** Start of Records provided **

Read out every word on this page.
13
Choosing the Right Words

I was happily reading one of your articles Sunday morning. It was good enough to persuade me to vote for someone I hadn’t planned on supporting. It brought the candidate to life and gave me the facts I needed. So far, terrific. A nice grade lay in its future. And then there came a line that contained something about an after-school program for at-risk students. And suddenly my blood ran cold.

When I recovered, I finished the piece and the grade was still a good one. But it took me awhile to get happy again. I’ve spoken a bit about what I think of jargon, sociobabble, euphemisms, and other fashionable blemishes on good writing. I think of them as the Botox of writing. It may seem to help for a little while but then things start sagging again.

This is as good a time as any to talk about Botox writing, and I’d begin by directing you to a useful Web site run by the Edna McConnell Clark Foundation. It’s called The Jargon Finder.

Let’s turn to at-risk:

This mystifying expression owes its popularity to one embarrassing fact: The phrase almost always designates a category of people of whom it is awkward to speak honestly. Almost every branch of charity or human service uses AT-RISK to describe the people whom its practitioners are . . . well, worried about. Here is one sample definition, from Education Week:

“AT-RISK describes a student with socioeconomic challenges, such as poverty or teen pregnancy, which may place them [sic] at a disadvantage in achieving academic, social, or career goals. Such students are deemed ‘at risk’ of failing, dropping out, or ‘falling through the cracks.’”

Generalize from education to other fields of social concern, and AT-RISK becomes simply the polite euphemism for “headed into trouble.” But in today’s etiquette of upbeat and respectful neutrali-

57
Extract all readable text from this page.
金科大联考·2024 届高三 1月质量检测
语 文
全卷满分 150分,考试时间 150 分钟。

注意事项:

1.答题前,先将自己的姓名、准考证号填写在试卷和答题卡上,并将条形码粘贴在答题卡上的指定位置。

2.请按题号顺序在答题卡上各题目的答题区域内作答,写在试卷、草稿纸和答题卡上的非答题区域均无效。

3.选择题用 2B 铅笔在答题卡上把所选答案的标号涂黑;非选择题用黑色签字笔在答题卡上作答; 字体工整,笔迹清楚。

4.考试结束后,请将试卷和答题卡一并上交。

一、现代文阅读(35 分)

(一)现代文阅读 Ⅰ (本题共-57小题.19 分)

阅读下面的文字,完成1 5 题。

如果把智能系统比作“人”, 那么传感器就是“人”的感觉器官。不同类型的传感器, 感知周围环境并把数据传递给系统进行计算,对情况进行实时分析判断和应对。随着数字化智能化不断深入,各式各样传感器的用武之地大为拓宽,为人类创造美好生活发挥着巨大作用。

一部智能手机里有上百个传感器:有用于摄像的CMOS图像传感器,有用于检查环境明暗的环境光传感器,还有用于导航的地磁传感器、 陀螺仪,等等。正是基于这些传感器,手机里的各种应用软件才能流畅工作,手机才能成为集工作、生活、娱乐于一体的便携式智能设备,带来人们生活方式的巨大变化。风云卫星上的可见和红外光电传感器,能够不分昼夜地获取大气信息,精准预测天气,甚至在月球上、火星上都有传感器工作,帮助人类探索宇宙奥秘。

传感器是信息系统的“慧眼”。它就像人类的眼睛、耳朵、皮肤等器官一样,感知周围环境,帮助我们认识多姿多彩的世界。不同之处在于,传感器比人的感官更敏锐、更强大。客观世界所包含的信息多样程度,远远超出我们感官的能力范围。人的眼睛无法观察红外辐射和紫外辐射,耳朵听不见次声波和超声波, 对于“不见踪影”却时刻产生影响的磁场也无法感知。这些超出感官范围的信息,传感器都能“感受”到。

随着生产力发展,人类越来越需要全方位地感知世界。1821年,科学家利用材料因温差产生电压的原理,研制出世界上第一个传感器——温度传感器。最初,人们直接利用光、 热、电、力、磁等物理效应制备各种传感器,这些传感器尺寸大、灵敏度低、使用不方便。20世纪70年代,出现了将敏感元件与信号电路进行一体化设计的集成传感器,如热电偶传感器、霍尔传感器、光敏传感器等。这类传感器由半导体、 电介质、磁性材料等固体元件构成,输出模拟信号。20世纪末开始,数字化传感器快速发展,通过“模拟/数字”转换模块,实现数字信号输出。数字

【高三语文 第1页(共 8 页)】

** End of Records provided **

[The request]:
Copy each record from above exactly, and include every line.

[Exercise output]:
Read out every word on this page.
13
Choosing the Right Words

I was happily reading one of your articles Sunday morning. It was good enough to persuade me to vote for someone I hadn’t planned on supporting. It brought the candidate to life and gave me the facts I needed. So far, terrific. A nice grade lay in its future. And then there came a line that contained something about an after-school program for at-risk students. And suddenly my blood ran cold.

When I recovered, I finished the piece and the grade was still a good one. But it took me awhile to get happy again. I’ve spoken a bit about what I think of jargon, sociobabble, euphemisms, and other fashionable blemishes on good writing. I think of them as the Botox of writing. It may seem to help for a little while but then things start sagging again.

This is as good a time as any to talk about Botox writing, and I’d begin by directing you to a useful Web site run by the Edna McConnell Clark Foundation. It’s called The Jargon Finder.

Let’s turn to at-risk:

This mystifying expression owes its popularity to one embarrassing fact: The phrase almost always designates a category of people of whom it is awkward to speak honestly. Almost every branch of charity or human service uses AT-RISK to describe the people whom its practitioners are . . . well, worried about. Here is one sample definition, from Education Week:

“AT-RISK describes a student with socioeconomic challenges, such as poverty or teen pregnancy, which may place them [sic] at a disadvantage in achieving academic, social, or career goals. Such students are deemed ‘at risk’ of failing, dropping out, or ‘falling through the cracks.’”

Generalize from education to other fields of social concern, and AT-RISK becomes simply the polite euphemism for “headed into trouble.” But in today’s etiquette of upbeat and respectful neutrali-

57
Extract all readable text from this page.
金科大联考·2024 届高三 1月质量检测
语 文
全卷满分 150分,考试时间 150 分钟。

注意事项:

1.答题前,先将自己的姓名、准考证号填写在试卷和答题卡上,并将条形码粘贴在答题卡上的指定位置。

2.请按题号顺序在答题卡上各题目的答题区域内作答,写在试卷、草稿纸和答题卡上的非答题区域均无效。

3.选择题用 2B 铅笔在答题卡上把所选答案的标号涂黑;非选择题用黑色签字笔在答题卡上作答; 字体工整,笔迹清楚。

4.考试结束后,请将试卷和答题卡一并上交。

一、现代文阅读(35 分)

(一)现代文阅读 Ⅰ (本题共-57小题.19 分)

阅读下面的文字,完成1 5 题。

如果把智能系统比作“人”, 那么传感器就是“人”的感觉器官。不同类型的传感器, 感知周围环境并把数据传递给系统进行计算,对情况进行实时分析判断和应对。随着数字化智能化不断深入,各式各样传感器的用武之地大为拓宽,为人类创造美好生活发挥着巨大作用。

一部智能手机里有上百个传感器:有用于摄像的CMOS图像传感器,有用于检查环境明暗的环境光传感器,还有用于导航的地磁传感器、 陀螺仪,等等。正是基于这些传感器,手机里的各种应用软件才能流畅工作,手机才能成为集工作、生活、娱乐于一体的便携式智能设备,带来人们生活方式的巨大变化。风云卫星上的可见和红外光电传感器,能够不分昼夜地获取大气信息,精准预测天气,甚至在月球上、火星上都有传感器工作,帮助人类探索宇宙奥秘。

传感器是信息系统的“慧眼”。它就像人类的眼睛、耳朵、皮肤等器官一样,感知周围环境,帮助我们认识多姿多彩的世界。不同之处在于,传感器比人的感官更敏锐、更强大。客观世界所包含的信息多样程度,远远超出我们感官的能力范围。人的眼睛无法观察红外辐射和紫外辐射,耳朵听不见次声波和超声波, 对于“不见踪影”却时刻产生影响的磁场也无法感知。这些超出感官范围的信息,传感器都能“感受”到。

随着生产力发展,人类越来越需要全方位地感知世界。1821年,科学家利用材料因温差产生电压的原理,研制出世界上第一个传感器——温度传感器。最初,人们直接利用光、 热、电、力、磁等物理效应制备各种传感器,这些传感器尺寸大、灵敏度低、使用不方便。20世纪70年代,出现了将敏感元件与信号电路进行一体化设计的集成传感器,如热电偶传感器、霍尔传感器、光敏传感器等。这类传感器由半导体、 电介质、磁性材料等固体元件构成,输出模拟信号。20世纪末开始,数字化传感器快速发展,通过“模拟/数字”转换模块,实现数字信号输出。数字

【高三语文 第1页(共 8 页)】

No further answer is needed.